● **STORED ROWS**
---------------

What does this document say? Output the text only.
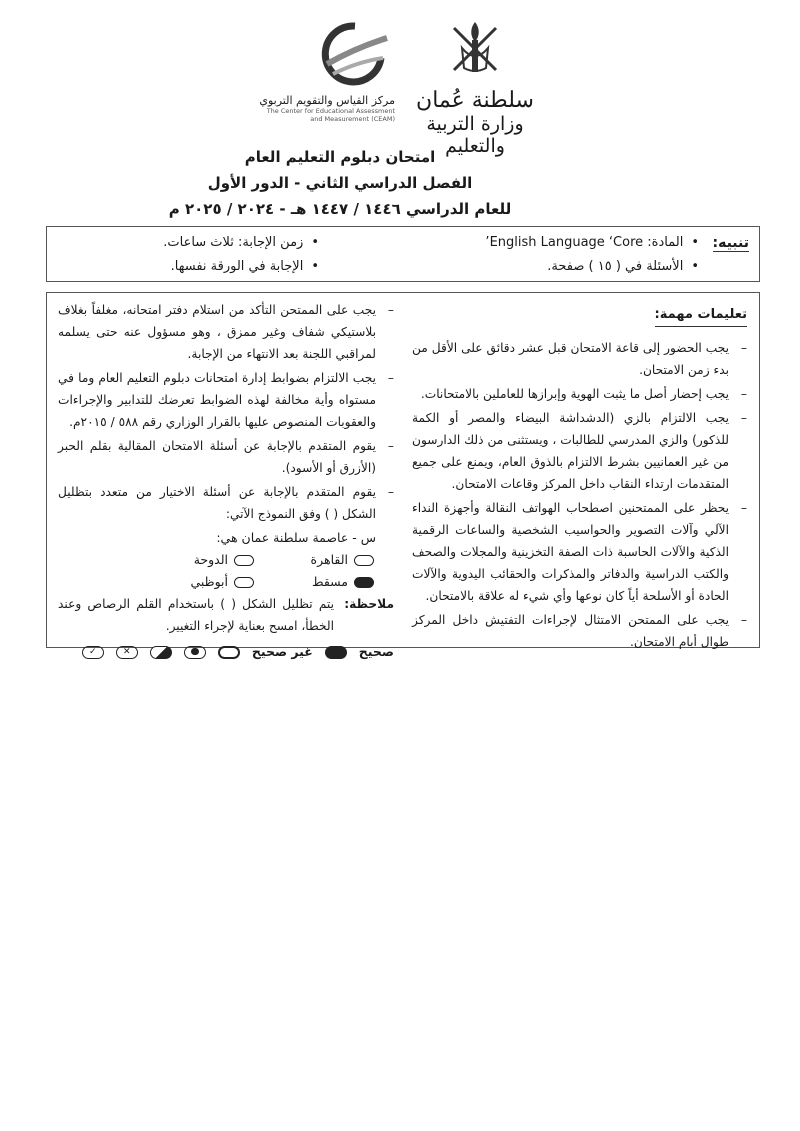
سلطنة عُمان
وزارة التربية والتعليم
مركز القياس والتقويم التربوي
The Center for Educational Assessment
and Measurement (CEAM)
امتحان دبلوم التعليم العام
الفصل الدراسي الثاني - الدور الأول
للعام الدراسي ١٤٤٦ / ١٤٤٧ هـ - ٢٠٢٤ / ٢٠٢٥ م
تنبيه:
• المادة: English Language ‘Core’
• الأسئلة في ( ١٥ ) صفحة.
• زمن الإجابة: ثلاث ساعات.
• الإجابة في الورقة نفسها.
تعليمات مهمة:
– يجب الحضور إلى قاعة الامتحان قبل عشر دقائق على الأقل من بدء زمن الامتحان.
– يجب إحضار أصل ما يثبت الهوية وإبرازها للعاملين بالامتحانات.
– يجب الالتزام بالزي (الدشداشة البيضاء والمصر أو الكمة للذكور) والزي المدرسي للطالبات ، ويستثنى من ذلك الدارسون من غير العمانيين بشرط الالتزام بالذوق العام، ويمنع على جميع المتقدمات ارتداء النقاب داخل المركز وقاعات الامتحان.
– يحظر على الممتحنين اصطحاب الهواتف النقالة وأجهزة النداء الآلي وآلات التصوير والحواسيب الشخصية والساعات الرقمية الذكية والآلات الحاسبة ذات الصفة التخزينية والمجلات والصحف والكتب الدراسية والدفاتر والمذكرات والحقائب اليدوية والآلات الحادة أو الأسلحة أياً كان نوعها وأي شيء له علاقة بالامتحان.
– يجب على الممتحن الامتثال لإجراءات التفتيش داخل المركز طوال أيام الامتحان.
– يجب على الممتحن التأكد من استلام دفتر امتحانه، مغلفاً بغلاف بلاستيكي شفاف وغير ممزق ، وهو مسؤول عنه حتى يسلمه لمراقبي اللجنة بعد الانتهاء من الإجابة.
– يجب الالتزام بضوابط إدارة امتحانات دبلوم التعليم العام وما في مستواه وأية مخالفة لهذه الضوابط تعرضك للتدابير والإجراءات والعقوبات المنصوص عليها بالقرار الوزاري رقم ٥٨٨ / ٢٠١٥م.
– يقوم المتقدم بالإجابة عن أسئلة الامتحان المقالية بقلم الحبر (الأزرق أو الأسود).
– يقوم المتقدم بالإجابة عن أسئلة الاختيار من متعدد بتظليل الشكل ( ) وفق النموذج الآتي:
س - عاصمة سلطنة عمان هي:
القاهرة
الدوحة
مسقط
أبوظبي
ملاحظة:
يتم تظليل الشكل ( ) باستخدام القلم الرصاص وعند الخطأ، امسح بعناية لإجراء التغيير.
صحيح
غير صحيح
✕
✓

---------------

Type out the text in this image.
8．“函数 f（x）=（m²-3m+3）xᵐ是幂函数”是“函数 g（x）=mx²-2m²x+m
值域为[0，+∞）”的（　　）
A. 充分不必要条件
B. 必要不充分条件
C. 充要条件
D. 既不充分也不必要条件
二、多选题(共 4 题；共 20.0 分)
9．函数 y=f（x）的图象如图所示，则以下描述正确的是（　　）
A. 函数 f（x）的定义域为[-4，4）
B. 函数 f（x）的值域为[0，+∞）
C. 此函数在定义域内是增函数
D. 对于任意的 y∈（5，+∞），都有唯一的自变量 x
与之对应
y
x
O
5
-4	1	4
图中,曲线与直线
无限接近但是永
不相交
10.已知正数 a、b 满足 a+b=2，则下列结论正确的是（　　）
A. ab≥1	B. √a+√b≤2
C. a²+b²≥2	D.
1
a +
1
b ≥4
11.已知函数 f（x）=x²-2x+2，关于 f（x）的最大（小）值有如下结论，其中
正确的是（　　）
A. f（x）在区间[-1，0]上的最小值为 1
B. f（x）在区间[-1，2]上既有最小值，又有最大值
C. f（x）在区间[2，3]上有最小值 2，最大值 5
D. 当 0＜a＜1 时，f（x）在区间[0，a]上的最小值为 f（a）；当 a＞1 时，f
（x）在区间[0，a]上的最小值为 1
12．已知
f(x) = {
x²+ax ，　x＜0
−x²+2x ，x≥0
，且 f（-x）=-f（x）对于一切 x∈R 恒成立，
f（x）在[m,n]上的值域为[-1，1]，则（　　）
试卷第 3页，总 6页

---------------

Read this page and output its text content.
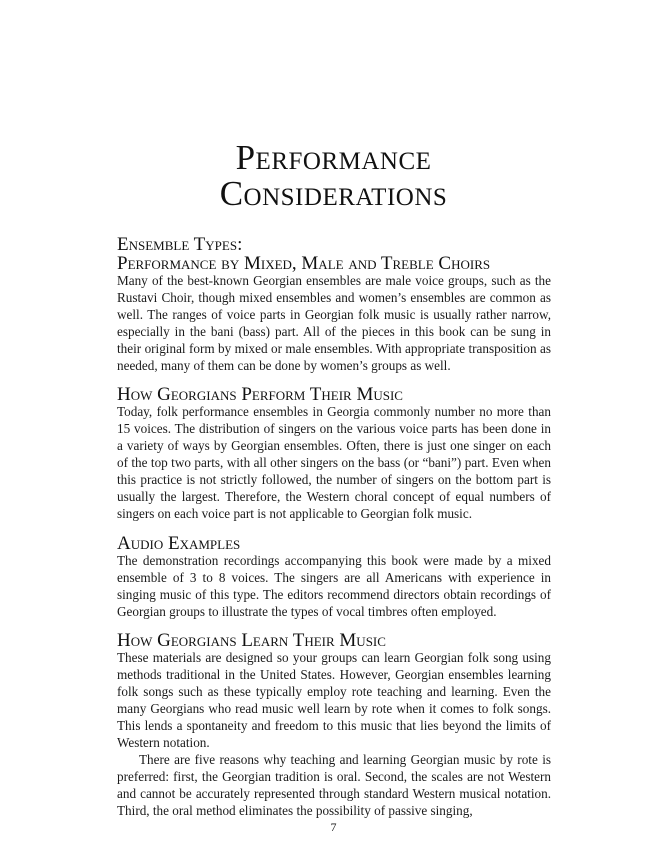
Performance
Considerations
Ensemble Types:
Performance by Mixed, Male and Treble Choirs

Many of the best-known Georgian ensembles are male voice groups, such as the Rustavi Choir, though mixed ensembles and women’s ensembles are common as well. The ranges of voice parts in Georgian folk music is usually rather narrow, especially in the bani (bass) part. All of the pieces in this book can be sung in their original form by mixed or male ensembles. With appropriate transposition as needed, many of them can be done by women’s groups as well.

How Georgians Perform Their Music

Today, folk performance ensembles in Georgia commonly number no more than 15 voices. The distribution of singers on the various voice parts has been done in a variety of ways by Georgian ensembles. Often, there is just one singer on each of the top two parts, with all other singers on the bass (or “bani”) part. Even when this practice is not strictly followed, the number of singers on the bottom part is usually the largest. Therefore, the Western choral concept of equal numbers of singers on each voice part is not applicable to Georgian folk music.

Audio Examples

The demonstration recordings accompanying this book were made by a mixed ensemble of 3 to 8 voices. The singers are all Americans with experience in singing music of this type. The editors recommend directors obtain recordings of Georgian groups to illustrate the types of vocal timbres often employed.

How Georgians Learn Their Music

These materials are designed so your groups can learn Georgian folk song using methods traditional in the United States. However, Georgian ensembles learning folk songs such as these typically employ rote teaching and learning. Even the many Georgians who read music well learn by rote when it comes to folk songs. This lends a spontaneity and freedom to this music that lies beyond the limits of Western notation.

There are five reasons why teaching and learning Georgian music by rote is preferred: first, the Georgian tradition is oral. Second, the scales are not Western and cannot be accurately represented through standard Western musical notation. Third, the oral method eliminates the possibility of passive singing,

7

---------------

Using the listing above, return all lines where the word "دبلوم" occurs.

● **OUTPUT FOR THIS EXERCISE**
امتحان دبلوم التعليم العام
– يجب الالتزام بضوابط إدارة امتحانات دبلوم التعليم العام وما في مستواه وأية مخالفة لهذه الضوابط تعرضك للتدابير والإجراءات والعقوبات المنصوص عليها بالقرار الوزاري رقم ٥٨٨ / ٢٠١٥م.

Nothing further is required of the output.